INSTRUCTION
All of the data below should be written out exactly.

Data items
= = =

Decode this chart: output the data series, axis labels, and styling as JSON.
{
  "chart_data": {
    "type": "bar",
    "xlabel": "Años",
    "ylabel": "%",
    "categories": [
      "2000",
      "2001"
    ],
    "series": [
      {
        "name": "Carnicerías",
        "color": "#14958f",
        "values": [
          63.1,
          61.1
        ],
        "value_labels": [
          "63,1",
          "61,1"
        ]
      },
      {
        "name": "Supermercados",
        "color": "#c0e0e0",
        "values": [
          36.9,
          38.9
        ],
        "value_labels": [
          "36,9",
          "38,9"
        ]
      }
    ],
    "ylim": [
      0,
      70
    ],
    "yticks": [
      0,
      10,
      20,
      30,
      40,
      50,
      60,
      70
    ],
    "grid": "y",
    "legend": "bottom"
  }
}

= = =

ANSWER TO THE TASK
Decode this chart: output the data series, axis labels, and styling as JSON.
{
  "chart_data": {
    "type": "bar",
    "xlabel": "Años",
    "ylabel": "%",
    "categories": [
      "2000",
      "2001"
    ],
    "series": [
      {
        "name": "Carnicerías",
        "color": "#14958f",
        "values": [
          63.1,
          61.1
        ],
        "value_labels": [
          "63,1",
          "61,1"
        ]
      },
      {
        "name": "Supermercados",
        "color": "#c0e0e0",
        "values": [
          36.9,
          38.9
        ],
        "value_labels": [
          "36,9",
          "38,9"
        ]
      }
    ],
    "ylim": [
      0,
      70
    ],
    "yticks": [
      0,
      10,
      20,
      30,
      40,
      50,
      60,
      70
    ],
    "grid": "y",
    "legend": "bottom"
  }
}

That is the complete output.